>>>>>

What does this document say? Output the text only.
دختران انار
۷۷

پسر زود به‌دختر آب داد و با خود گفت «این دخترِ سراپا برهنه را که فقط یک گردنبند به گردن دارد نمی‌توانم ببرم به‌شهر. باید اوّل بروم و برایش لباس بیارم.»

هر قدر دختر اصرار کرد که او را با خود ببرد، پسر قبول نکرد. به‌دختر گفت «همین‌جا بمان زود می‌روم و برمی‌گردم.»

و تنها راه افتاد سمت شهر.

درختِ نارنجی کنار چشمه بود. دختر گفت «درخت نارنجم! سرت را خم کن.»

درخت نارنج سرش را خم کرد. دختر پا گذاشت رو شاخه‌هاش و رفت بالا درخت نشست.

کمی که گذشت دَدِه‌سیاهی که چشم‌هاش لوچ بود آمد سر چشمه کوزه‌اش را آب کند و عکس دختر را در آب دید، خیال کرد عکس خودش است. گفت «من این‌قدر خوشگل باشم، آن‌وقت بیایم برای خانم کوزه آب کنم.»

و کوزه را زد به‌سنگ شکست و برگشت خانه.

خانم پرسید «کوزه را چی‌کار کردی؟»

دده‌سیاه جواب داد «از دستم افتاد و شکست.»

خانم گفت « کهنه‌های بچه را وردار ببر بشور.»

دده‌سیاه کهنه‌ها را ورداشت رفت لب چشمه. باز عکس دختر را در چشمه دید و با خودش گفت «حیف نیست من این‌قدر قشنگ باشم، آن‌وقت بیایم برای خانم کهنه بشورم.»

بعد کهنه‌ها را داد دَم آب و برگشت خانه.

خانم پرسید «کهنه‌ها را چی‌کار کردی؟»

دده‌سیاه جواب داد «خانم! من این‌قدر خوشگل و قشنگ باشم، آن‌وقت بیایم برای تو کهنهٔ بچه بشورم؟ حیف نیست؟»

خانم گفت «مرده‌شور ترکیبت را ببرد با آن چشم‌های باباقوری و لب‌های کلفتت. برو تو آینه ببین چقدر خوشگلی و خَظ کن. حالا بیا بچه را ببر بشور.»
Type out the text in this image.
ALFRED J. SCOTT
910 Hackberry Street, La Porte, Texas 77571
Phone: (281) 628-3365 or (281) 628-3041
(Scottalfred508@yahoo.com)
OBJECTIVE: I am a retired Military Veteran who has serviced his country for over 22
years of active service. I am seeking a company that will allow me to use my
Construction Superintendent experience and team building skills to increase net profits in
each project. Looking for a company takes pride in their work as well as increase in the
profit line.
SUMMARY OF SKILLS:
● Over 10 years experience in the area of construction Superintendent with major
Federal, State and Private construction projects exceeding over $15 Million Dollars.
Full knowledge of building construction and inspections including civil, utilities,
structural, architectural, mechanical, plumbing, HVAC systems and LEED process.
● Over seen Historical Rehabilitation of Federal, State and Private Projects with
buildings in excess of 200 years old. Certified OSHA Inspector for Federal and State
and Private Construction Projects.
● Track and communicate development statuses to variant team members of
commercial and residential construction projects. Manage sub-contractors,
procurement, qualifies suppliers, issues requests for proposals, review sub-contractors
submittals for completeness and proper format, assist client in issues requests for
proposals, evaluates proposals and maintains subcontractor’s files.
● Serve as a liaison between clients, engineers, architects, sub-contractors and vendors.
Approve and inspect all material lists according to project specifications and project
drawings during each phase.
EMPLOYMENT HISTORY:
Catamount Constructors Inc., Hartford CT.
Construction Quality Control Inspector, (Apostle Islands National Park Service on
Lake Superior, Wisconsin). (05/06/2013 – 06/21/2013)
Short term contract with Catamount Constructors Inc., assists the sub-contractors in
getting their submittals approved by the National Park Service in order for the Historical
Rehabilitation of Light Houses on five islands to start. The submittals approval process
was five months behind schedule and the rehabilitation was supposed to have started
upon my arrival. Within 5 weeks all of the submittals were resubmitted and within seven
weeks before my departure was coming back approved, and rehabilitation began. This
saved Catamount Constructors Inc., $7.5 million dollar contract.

<<<<<

Short task – Emit the full listing verbatim.

Correct output –
What does this document say? Output the text only.
دختران انار
۷۷

پسر زود به‌دختر آب داد و با خود گفت «این دخترِ سراپا برهنه را که فقط یک گردنبند به گردن دارد نمی‌توانم ببرم به‌شهر. باید اوّل بروم و برایش لباس بیارم.»

هر قدر دختر اصرار کرد که او را با خود ببرد، پسر قبول نکرد. به‌دختر گفت «همین‌جا بمان زود می‌روم و برمی‌گردم.»

و تنها راه افتاد سمت شهر.

درختِ نارنجی کنار چشمه بود. دختر گفت «درخت نارنجم! سرت را خم کن.»

درخت نارنج سرش را خم کرد. دختر پا گذاشت رو شاخه‌هاش و رفت بالا درخت نشست.

کمی که گذشت دَدِه‌سیاهی که چشم‌هاش لوچ بود آمد سر چشمه کوزه‌اش را آب کند و عکس دختر را در آب دید، خیال کرد عکس خودش است. گفت «من این‌قدر خوشگل باشم، آن‌وقت بیایم برای خانم کوزه آب کنم.»

و کوزه را زد به‌سنگ شکست و برگشت خانه.

خانم پرسید «کوزه را چی‌کار کردی؟»

دده‌سیاه جواب داد «از دستم افتاد و شکست.»

خانم گفت « کهنه‌های بچه را وردار ببر بشور.»

دده‌سیاه کهنه‌ها را ورداشت رفت لب چشمه. باز عکس دختر را در چشمه دید و با خودش گفت «حیف نیست من این‌قدر قشنگ باشم، آن‌وقت بیایم برای خانم کهنه بشورم.»

بعد کهنه‌ها را داد دَم آب و برگشت خانه.

خانم پرسید «کهنه‌ها را چی‌کار کردی؟»

دده‌سیاه جواب داد «خانم! من این‌قدر خوشگل و قشنگ باشم، آن‌وقت بیایم برای تو کهنهٔ بچه بشورم؟ حیف نیست؟»

خانم گفت «مرده‌شور ترکیبت را ببرد با آن چشم‌های باباقوری و لب‌های کلفتت. برو تو آینه ببین چقدر خوشگلی و خَظ کن. حالا بیا بچه را ببر بشور.»
Type out the text in this image.
ALFRED J. SCOTT
910 Hackberry Street, La Porte, Texas 77571
Phone: (281) 628-3365 or (281) 628-3041
(Scottalfred508@yahoo.com)
OBJECTIVE: I am a retired Military Veteran who has serviced his country for over 22
years of active service. I am seeking a company that will allow me to use my
Construction Superintendent experience and team building skills to increase net profits in
each project. Looking for a company takes pride in their work as well as increase in the
profit line.
SUMMARY OF SKILLS:
● Over 10 years experience in the area of construction Superintendent with major
Federal, State and Private construction projects exceeding over $15 Million Dollars.
Full knowledge of building construction and inspections including civil, utilities,
structural, architectural, mechanical, plumbing, HVAC systems and LEED process.
● Over seen Historical Rehabilitation of Federal, State and Private Projects with
buildings in excess of 200 years old. Certified OSHA Inspector for Federal and State
and Private Construction Projects.
● Track and communicate development statuses to variant team members of
commercial and residential construction projects. Manage sub-contractors,
procurement, qualifies suppliers, issues requests for proposals, review sub-contractors
submittals for completeness and proper format, assist client in issues requests for
proposals, evaluates proposals and maintains subcontractor’s files.
● Serve as a liaison between clients, engineers, architects, sub-contractors and vendors.
Approve and inspect all material lists according to project specifications and project
drawings during each phase.
EMPLOYMENT HISTORY:
Catamount Constructors Inc., Hartford CT.
Construction Quality Control Inspector, (Apostle Islands National Park Service on
Lake Superior, Wisconsin). (05/06/2013 – 06/21/2013)
Short term contract with Catamount Constructors Inc., assists the sub-contractors in
getting their submittals approved by the National Park Service in order for the Historical
Rehabilitation of Light Houses on five islands to start. The submittals approval process
was five months behind schedule and the rehabilitation was supposed to have started
upon my arrival. Within 5 weeks all of the submittals were resubmitted and within seven
weeks before my departure was coming back approved, and rehabilitation began. This
saved Catamount Constructors Inc., $7.5 million dollar contract.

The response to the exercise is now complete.